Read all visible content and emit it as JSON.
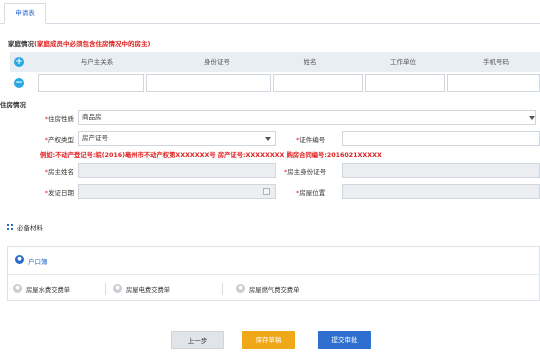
{
  "tab": {
    "label": "申请表"
  },
  "family": {
    "title": "家庭情况",
    "note": "(家庭成员中必须包含住房情况中的房主)",
    "columns": [
      "与户主关系",
      "身份证号",
      "姓名",
      "工作单位",
      "手机号码"
    ]
  },
  "housing": {
    "title": "住房情况",
    "nature_label": "住房性质",
    "nature_value": "商品房",
    "prop_type_label": "产权类型",
    "prop_type_value": "房产证号",
    "cert_no_label": "证件编号",
    "example": "例如:不动产登记号:皖(2016)亳州市不动产权第XXXXXXX号 房产证号:XXXXXXXX 购房合同编号:2016021XXXXX",
    "owner_name_label": "房主姓名",
    "owner_id_label": "房主身份证号",
    "issue_date_label": "发证日期",
    "location_label": "房屋位置",
    "star": "*"
  },
  "materials": {
    "title": "必备材料",
    "hukou": "户口簿",
    "bills": [
      "房屋水费交费单",
      "房屋电费交费单",
      "房屋燃气费交费单"
    ]
  },
  "buttons": {
    "prev": "上一步",
    "save": "保存草稿",
    "submit": "提交审批"
  },
  "colors": {
    "accent": "#2b6cc8",
    "required": "#e02020",
    "save": "#f0a818",
    "submit": "#2e6fd0"
  }
}
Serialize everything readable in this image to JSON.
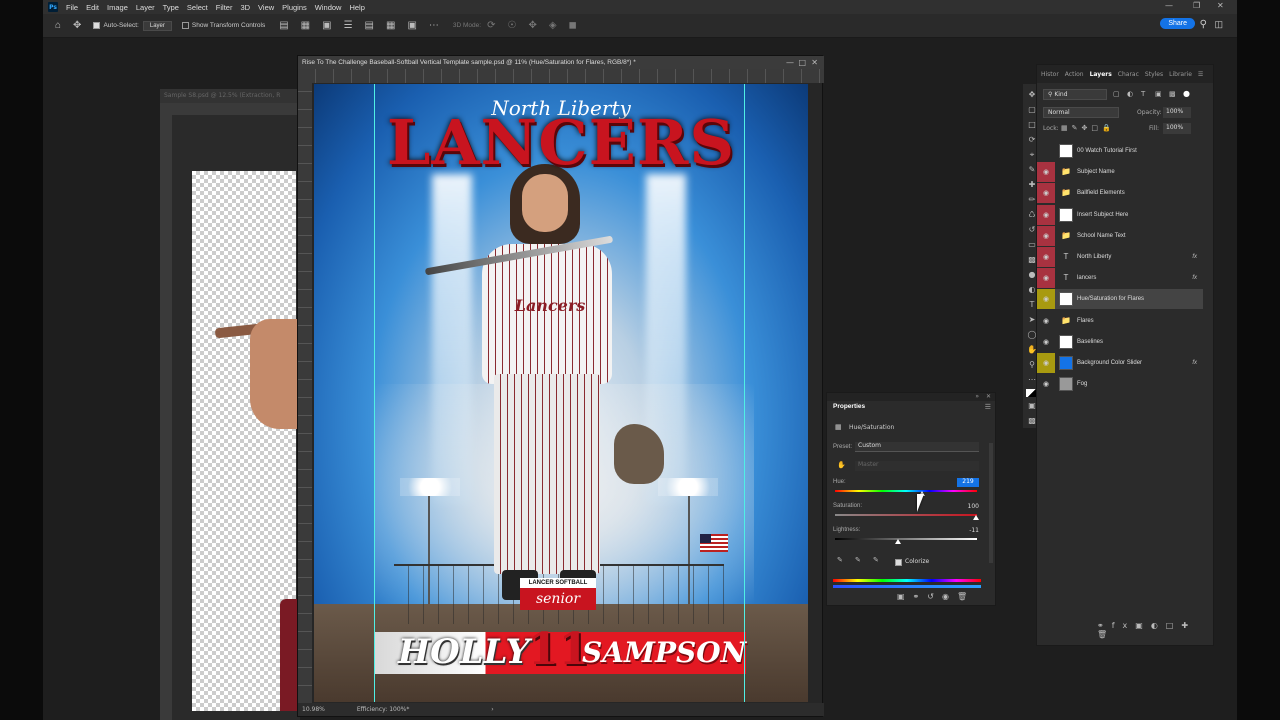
{
  "menu": {
    "logo": "Ps",
    "items": [
      "File",
      "Edit",
      "Image",
      "Layer",
      "Type",
      "Select",
      "Filter",
      "3D",
      "View",
      "Plugins",
      "Window",
      "Help"
    ]
  },
  "options": {
    "auto_select_label": "Auto-Select:",
    "auto_select_target": "Layer",
    "transform_label": "Show Transform Controls",
    "mode_3d": "3D Mode:",
    "share_label": "Share"
  },
  "doc_back": {
    "title": "Sample S8.psd @ 12.5% (Extraction, R"
  },
  "doc_main": {
    "title": "Rise To The Challenge Baseball-Softball Vertical Template sample.psd @ 11% (Hue/Saturation for Flares, RGB/8*) *",
    "zoom": "10.98%",
    "efficiency": "Efficiency: 100%*",
    "poster": {
      "script_title": "North Liberty",
      "team": "LANCERS",
      "jersey": "Lancers",
      "badge_top": "LANCER SOFTBALL",
      "badge_mid": "senior",
      "first_name": "HOLLY",
      "number": "11",
      "last_name": "SAMPSON"
    }
  },
  "layers_panel": {
    "tabs": [
      "Histor",
      "Action",
      "Layers",
      "Charac",
      "Styles",
      "Librarie"
    ],
    "active_tab": "Layers",
    "filter": "Kind",
    "blend_mode": "Normal",
    "opacity_label": "Opacity:",
    "opacity": "100%",
    "lock_label": "Lock:",
    "fill_label": "Fill:",
    "fill": "100%",
    "layers": [
      {
        "name": "00 Watch Tutorial First",
        "color": "",
        "visible": false,
        "fx": false
      },
      {
        "name": "Subject Name",
        "color": "#a83240",
        "visible": true,
        "fx": false
      },
      {
        "name": "Ballfield Elements",
        "color": "#a83240",
        "visible": true,
        "fx": false
      },
      {
        "name": "Insert Subject Here",
        "color": "#a83240",
        "visible": true,
        "fx": false
      },
      {
        "name": "School Name Text",
        "color": "#a83240",
        "visible": true,
        "fx": false
      },
      {
        "name": "North Liberty",
        "color": "#a83240",
        "visible": true,
        "fx": true
      },
      {
        "name": "lancers",
        "color": "#a83240",
        "visible": true,
        "fx": true
      },
      {
        "name": "Hue/Saturation for Flares",
        "color": "#a89a10",
        "visible": true,
        "fx": false
      },
      {
        "name": "Flares",
        "color": "",
        "visible": true,
        "fx": false
      },
      {
        "name": "Baselines",
        "color": "",
        "visible": true,
        "fx": false
      },
      {
        "name": "Background Color Slider",
        "color": "#a89a10",
        "visible": true,
        "fx": true
      },
      {
        "name": "Fog",
        "color": "",
        "visible": true,
        "fx": false
      }
    ],
    "fx_label": "fx"
  },
  "properties": {
    "title": "Properties",
    "subtitle": "Hue/Saturation",
    "preset_label": "Preset:",
    "preset_value": "Custom",
    "channel_value": "Master",
    "hue_label": "Hue:",
    "hue_value": "219",
    "sat_label": "Saturation:",
    "sat_value": "100",
    "light_label": "Lightness:",
    "light_value": "-11",
    "colorize_label": "Colorize"
  },
  "colors": {
    "accent": "#1473e6",
    "red_label": "#a83240",
    "yellow_label": "#a89a10"
  }
}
####
### Exercise brief
Give back all entries exactly. No pictures belong in the copy.

### Output for this exercise
Read all visible content and emit it as JSON.
{
  "tab": {
    "label": "申请表"
  },
  "family": {
    "title": "家庭情况",
    "note": "(家庭成员中必须包含住房情况中的房主)",
    "columns": [
      "与户主关系",
      "身份证号",
      "姓名",
      "工作单位",
      "手机号码"
    ]
  },
  "housing": {
    "title": "住房情况",
    "nature_label": "住房性质",
    "nature_value": "商品房",
    "prop_type_label": "产权类型",
    "prop_type_value": "房产证号",
    "cert_no_label": "证件编号",
    "example": "例如:不动产登记号:皖(2016)亳州市不动产权第XXXXXXX号 房产证号:XXXXXXXX 购房合同编号:2016021XXXXX",
    "owner_name_label": "房主姓名",
    "owner_id_label": "房主身份证号",
    "issue_date_label": "发证日期",
    "location_label": "房屋位置",
    "star": "*"
  },
  "materials": {
    "title": "必备材料",
    "hukou": "户口簿",
    "bills": [
      "房屋水费交费单",
      "房屋电费交费单",
      "房屋燃气费交费单"
    ]
  },
  "buttons": {
    "prev": "上一步",
    "save": "保存草稿",
    "submit": "提交审批"
  },
  "colors": {
    "accent": "#2b6cc8",
    "required": "#e02020",
    "save": "#f0a818",
    "submit": "#2e6fd0"
  }
}
Serialize everything readable in this image to JSON.
{
  "menu": {
    "logo": "Ps",
    "items": [
      "File",
      "Edit",
      "Image",
      "Layer",
      "Type",
      "Select",
      "Filter",
      "3D",
      "View",
      "Plugins",
      "Window",
      "Help"
    ]
  },
  "options": {
    "auto_select_label": "Auto-Select:",
    "auto_select_target": "Layer",
    "transform_label": "Show Transform Controls",
    "mode_3d": "3D Mode:",
    "share_label": "Share"
  },
  "doc_back": {
    "title": "Sample S8.psd @ 12.5% (Extraction, R"
  },
  "doc_main": {
    "title": "Rise To The Challenge Baseball-Softball Vertical Template sample.psd @ 11% (Hue/Saturation for Flares, RGB/8*) *",
    "zoom": "10.98%",
    "efficiency": "Efficiency: 100%*",
    "poster": {
      "script_title": "North Liberty",
      "team": "LANCERS",
      "jersey": "Lancers",
      "badge_top": "LANCER SOFTBALL",
      "badge_mid": "senior",
      "first_name": "HOLLY",
      "number": "11",
      "last_name": "SAMPSON"
    }
  },
  "layers_panel": {
    "tabs": [
      "Histor",
      "Action",
      "Layers",
      "Charac",
      "Styles",
      "Librarie"
    ],
    "active_tab": "Layers",
    "filter": "Kind",
    "blend_mode": "Normal",
    "opacity_label": "Opacity:",
    "opacity": "100%",
    "lock_label": "Lock:",
    "fill_label": "Fill:",
    "fill": "100%",
    "layers": [
      {
        "name": "00 Watch Tutorial First",
        "color": "",
        "visible": false,
        "fx": false
      },
      {
        "name": "Subject Name",
        "color": "#a83240",
        "visible": true,
        "fx": false
      },
      {
        "name": "Ballfield Elements",
        "color": "#a83240",
        "visible": true,
        "fx": false
      },
      {
        "name": "Insert Subject Here",
        "color": "#a83240",
        "visible": true,
        "fx": false
      },
      {
        "name": "School Name Text",
        "color": "#a83240",
        "visible": true,
        "fx": false
      },
      {
        "name": "North Liberty",
        "color": "#a83240",
        "visible": true,
        "fx": true
      },
      {
        "name": "lancers",
        "color": "#a83240",
        "visible": true,
        "fx": true
      },
      {
        "name": "Hue/Saturation for Flares",
        "color": "#a89a10",
        "visible": true,
        "fx": false
      },
      {
        "name": "Flares",
        "color": "",
        "visible": true,
        "fx": false
      },
      {
        "name": "Baselines",
        "color": "",
        "visible": true,
        "fx": false
      },
      {
        "name": "Background Color Slider",
        "color": "#a89a10",
        "visible": true,
        "fx": true
      },
      {
        "name": "Fog",
        "color": "",
        "visible": true,
        "fx": false
      }
    ],
    "fx_label": "fx"
  },
  "properties": {
    "title": "Properties",
    "subtitle": "Hue/Saturation",
    "preset_label": "Preset:",
    "preset_value": "Custom",
    "channel_value": "Master",
    "hue_label": "Hue:",
    "hue_value": "219",
    "sat_label": "Saturation:",
    "sat_value": "100",
    "light_label": "Lightness:",
    "light_value": "-11",
    "colorize_label": "Colorize"
  },
  "colors": {
    "accent": "#1473e6",
    "red_label": "#a83240",
    "yellow_label": "#a89a10"
  }
}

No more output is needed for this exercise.